Copy out the listing that follows, exact in every word, and skip the images.

--------------------

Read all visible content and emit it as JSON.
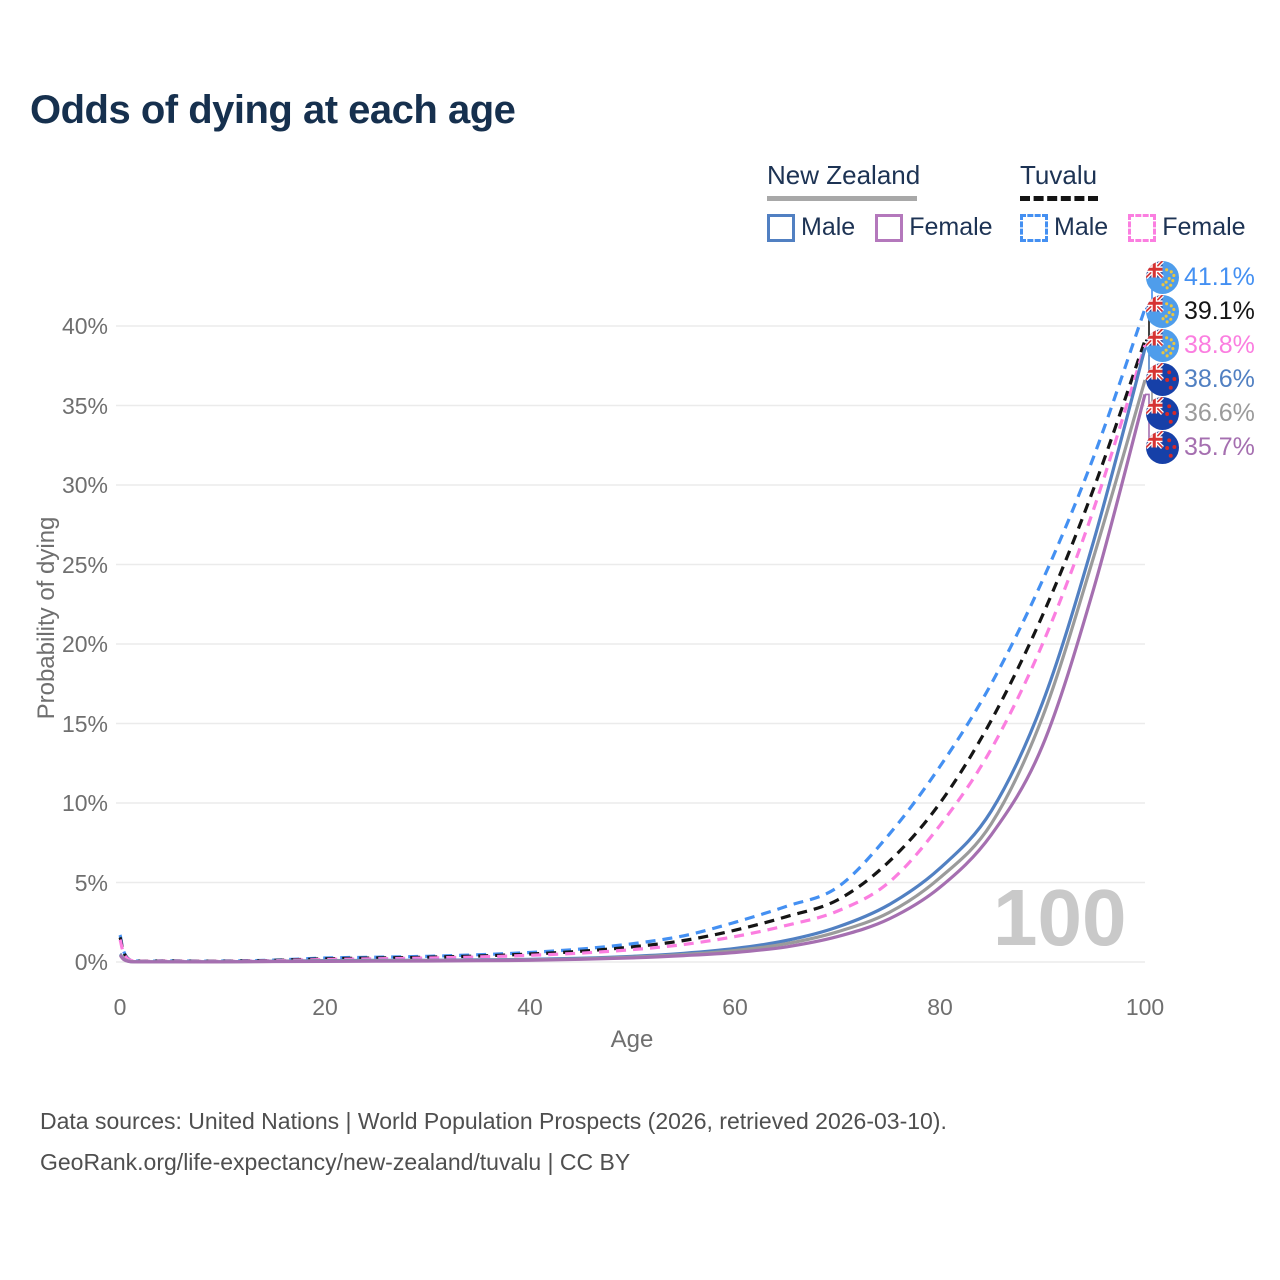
{
  "title": "Odds of dying at each age",
  "legend": {
    "groups": [
      {
        "name": "New Zealand",
        "line_style": "solid",
        "underline_color": "#a8a8a8",
        "items": [
          {
            "label": "Male",
            "color": "#5180c2"
          },
          {
            "label": "Female",
            "color": "#b478bc"
          }
        ]
      },
      {
        "name": "Tuvalu",
        "line_style": "dashed",
        "underline_color": "#141414",
        "items": [
          {
            "label": "Male",
            "color": "#4490f2"
          },
          {
            "label": "Female",
            "color": "#fb7ee0"
          }
        ]
      }
    ]
  },
  "axes": {
    "x_label": "Age",
    "y_label": "Probability of dying",
    "x_ticks": [
      0,
      20,
      40,
      60,
      80,
      100
    ],
    "y_ticks": [
      0,
      5,
      10,
      15,
      20,
      25,
      30,
      35,
      40
    ],
    "y_tick_suffix": "%"
  },
  "watermark_age": "100",
  "chart_data": {
    "type": "line",
    "title": "Odds of dying at each age",
    "xlabel": "Age",
    "ylabel": "Probability of dying",
    "xlim": [
      0,
      100
    ],
    "ylim": [
      0,
      43
    ],
    "y_unit": "percent",
    "grid": true,
    "legend_position": "top-right",
    "x": [
      0,
      1,
      5,
      10,
      15,
      20,
      25,
      30,
      35,
      40,
      45,
      50,
      55,
      60,
      65,
      70,
      75,
      80,
      85,
      90,
      95,
      100
    ],
    "series": [
      {
        "name": "Tuvalu Male",
        "country": "Tuvalu",
        "sex": "Male",
        "style": "dashed",
        "color": "#4490f2",
        "end_label": "41.1%",
        "values": [
          1.7,
          0.12,
          0.07,
          0.06,
          0.12,
          0.25,
          0.3,
          0.36,
          0.46,
          0.6,
          0.82,
          1.15,
          1.65,
          2.5,
          3.5,
          4.7,
          8.0,
          12.3,
          17.5,
          24.0,
          31.8,
          41.1
        ]
      },
      {
        "name": "Tuvalu",
        "country": "Tuvalu",
        "sex": "Both",
        "style": "dashed",
        "color": "#151515",
        "end_label": "39.1%",
        "values": [
          1.55,
          0.11,
          0.06,
          0.05,
          0.1,
          0.2,
          0.25,
          0.3,
          0.38,
          0.5,
          0.68,
          0.95,
          1.35,
          2.0,
          2.85,
          3.9,
          6.3,
          10.0,
          15.2,
          21.8,
          29.8,
          39.1
        ]
      },
      {
        "name": "Tuvalu Female",
        "country": "Tuvalu",
        "sex": "Female",
        "style": "dashed",
        "color": "#fb7ee0",
        "end_label": "38.8%",
        "values": [
          1.4,
          0.1,
          0.05,
          0.04,
          0.08,
          0.16,
          0.2,
          0.25,
          0.32,
          0.42,
          0.56,
          0.78,
          1.1,
          1.6,
          2.3,
          3.2,
          5.0,
          8.6,
          13.4,
          20.0,
          28.5,
          38.8
        ]
      },
      {
        "name": "New Zealand Male",
        "country": "New Zealand",
        "sex": "Male",
        "style": "solid",
        "color": "#5180c2",
        "end_label": "38.6%",
        "values": [
          0.5,
          0.03,
          0.01,
          0.01,
          0.05,
          0.09,
          0.1,
          0.11,
          0.13,
          0.17,
          0.24,
          0.36,
          0.55,
          0.85,
          1.35,
          2.2,
          3.6,
          5.9,
          9.5,
          16.3,
          26.5,
          38.6
        ]
      },
      {
        "name": "New Zealand",
        "country": "New Zealand",
        "sex": "Both",
        "style": "solid",
        "color": "#9b9b9b",
        "end_label": "36.6%",
        "values": [
          0.46,
          0.03,
          0.01,
          0.01,
          0.04,
          0.07,
          0.08,
          0.09,
          0.11,
          0.14,
          0.2,
          0.31,
          0.47,
          0.72,
          1.15,
          1.9,
          3.1,
          5.3,
          8.7,
          15.4,
          25.5,
          36.6
        ]
      },
      {
        "name": "New Zealand Female",
        "country": "New Zealand",
        "sex": "Female",
        "style": "solid",
        "color": "#a56fb0",
        "end_label": "35.7%",
        "values": [
          0.42,
          0.02,
          0.01,
          0.01,
          0.03,
          0.04,
          0.05,
          0.06,
          0.08,
          0.11,
          0.17,
          0.26,
          0.4,
          0.6,
          0.95,
          1.6,
          2.7,
          4.7,
          8.0,
          13.6,
          23.5,
          35.7
        ]
      }
    ]
  },
  "footer": {
    "line1": "Data sources: United Nations | World Population Prospects (2026, retrieved 2026-03-10).",
    "line2": "GeoRank.org/life-expectancy/new-zealand/tuvalu | CC BY"
  }
}
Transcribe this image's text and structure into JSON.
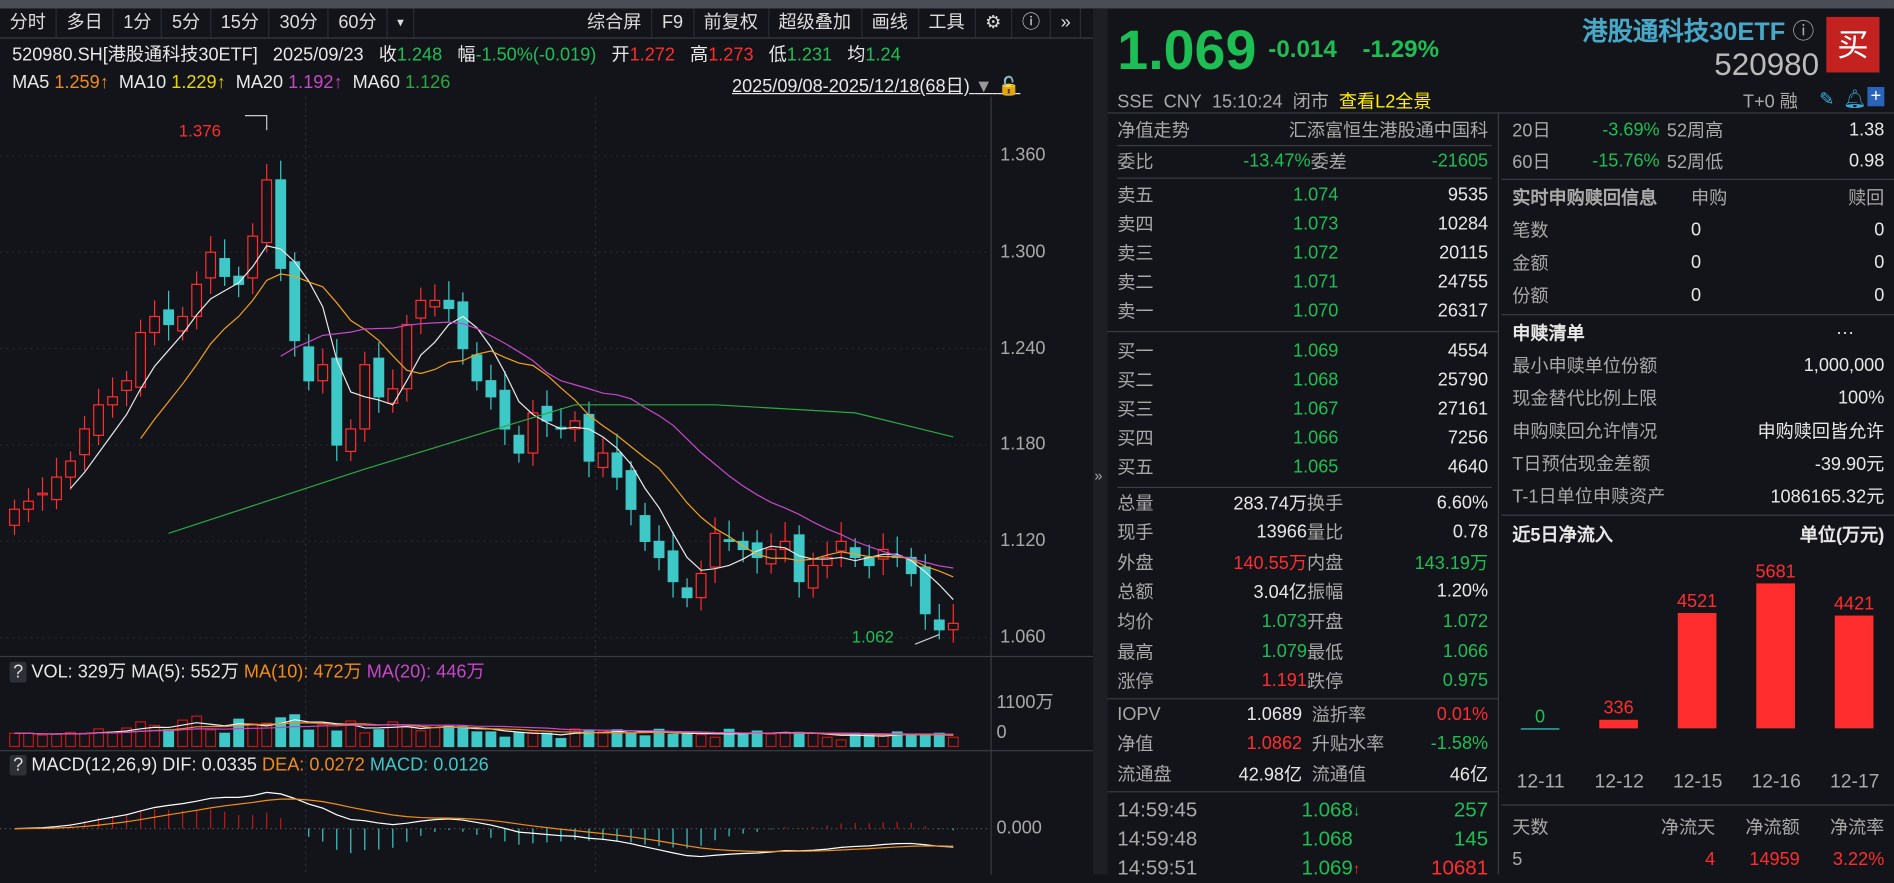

--------------------

*Problem solution*:
Read all visible content and emit it as JSON.
{
  "title": "Odds of dying at each age",
  "legend": {
    "groups": [
      {
        "name": "New Zealand",
        "line_style": "solid",
        "underline_color": "#a8a8a8",
        "items": [
          {
            "label": "Male",
            "color": "#5180c2"
          },
          {
            "label": "Female",
            "color": "#b478bc"
          }
        ]
      },
      {
        "name": "Tuvalu",
        "line_style": "dashed",
        "underline_color": "#141414",
        "items": [
          {
            "label": "Male",
            "color": "#4490f2"
          },
          {
            "label": "Female",
            "color": "#fb7ee0"
          }
        ]
      }
    ]
  },
  "axes": {
    "x_label": "Age",
    "y_label": "Probability of dying",
    "x_ticks": [
      0,
      20,
      40,
      60,
      80,
      100
    ],
    "y_ticks": [
      0,
      5,
      10,
      15,
      20,
      25,
      30,
      35,
      40
    ],
    "y_tick_suffix": "%"
  },
  "watermark_age": "100",
  "chart_data": {
    "type": "line",
    "title": "Odds of dying at each age",
    "xlabel": "Age",
    "ylabel": "Probability of dying",
    "xlim": [
      0,
      100
    ],
    "ylim": [
      0,
      43
    ],
    "y_unit": "percent",
    "grid": true,
    "legend_position": "top-right",
    "x": [
      0,
      1,
      5,
      10,
      15,
      20,
      25,
      30,
      35,
      40,
      45,
      50,
      55,
      60,
      65,
      70,
      75,
      80,
      85,
      90,
      95,
      100
    ],
    "series": [
      {
        "name": "Tuvalu Male",
        "country": "Tuvalu",
        "sex": "Male",
        "style": "dashed",
        "color": "#4490f2",
        "end_label": "41.1%",
        "values": [
          1.7,
          0.12,
          0.07,
          0.06,
          0.12,
          0.25,
          0.3,
          0.36,
          0.46,
          0.6,
          0.82,
          1.15,
          1.65,
          2.5,
          3.5,
          4.7,
          8.0,
          12.3,
          17.5,
          24.0,
          31.8,
          41.1
        ]
      },
      {
        "name": "Tuvalu",
        "country": "Tuvalu",
        "sex": "Both",
        "style": "dashed",
        "color": "#151515",
        "end_label": "39.1%",
        "values": [
          1.55,
          0.11,
          0.06,
          0.05,
          0.1,
          0.2,
          0.25,
          0.3,
          0.38,
          0.5,
          0.68,
          0.95,
          1.35,
          2.0,
          2.85,
          3.9,
          6.3,
          10.0,
          15.2,
          21.8,
          29.8,
          39.1
        ]
      },
      {
        "name": "Tuvalu Female",
        "country": "Tuvalu",
        "sex": "Female",
        "style": "dashed",
        "color": "#fb7ee0",
        "end_label": "38.8%",
        "values": [
          1.4,
          0.1,
          0.05,
          0.04,
          0.08,
          0.16,
          0.2,
          0.25,
          0.32,
          0.42,
          0.56,
          0.78,
          1.1,
          1.6,
          2.3,
          3.2,
          5.0,
          8.6,
          13.4,
          20.0,
          28.5,
          38.8
        ]
      },
      {
        "name": "New Zealand Male",
        "country": "New Zealand",
        "sex": "Male",
        "style": "solid",
        "color": "#5180c2",
        "end_label": "38.6%",
        "values": [
          0.5,
          0.03,
          0.01,
          0.01,
          0.05,
          0.09,
          0.1,
          0.11,
          0.13,
          0.17,
          0.24,
          0.36,
          0.55,
          0.85,
          1.35,
          2.2,
          3.6,
          5.9,
          9.5,
          16.3,
          26.5,
          38.6
        ]
      },
      {
        "name": "New Zealand",
        "country": "New Zealand",
        "sex": "Both",
        "style": "solid",
        "color": "#9b9b9b",
        "end_label": "36.6%",
        "values": [
          0.46,
          0.03,
          0.01,
          0.01,
          0.04,
          0.07,
          0.08,
          0.09,
          0.11,
          0.14,
          0.2,
          0.31,
          0.47,
          0.72,
          1.15,
          1.9,
          3.1,
          5.3,
          8.7,
          15.4,
          25.5,
          36.6
        ]
      },
      {
        "name": "New Zealand Female",
        "country": "New Zealand",
        "sex": "Female",
        "style": "solid",
        "color": "#a56fb0",
        "end_label": "35.7%",
        "values": [
          0.42,
          0.02,
          0.01,
          0.01,
          0.03,
          0.04,
          0.05,
          0.06,
          0.08,
          0.11,
          0.17,
          0.26,
          0.4,
          0.6,
          0.95,
          1.6,
          2.7,
          4.7,
          8.0,
          13.6,
          23.5,
          35.7
        ]
      }
    ]
  },
  "footer": {
    "line1": "Data sources: United Nations | World Population Prospects (2026, retrieved 2026-03-10).",
    "line2": "GeoRank.org/life-expectancy/new-zealand/tuvalu | CC BY"
  }
}
Transcribe this image's text and structure into JSON.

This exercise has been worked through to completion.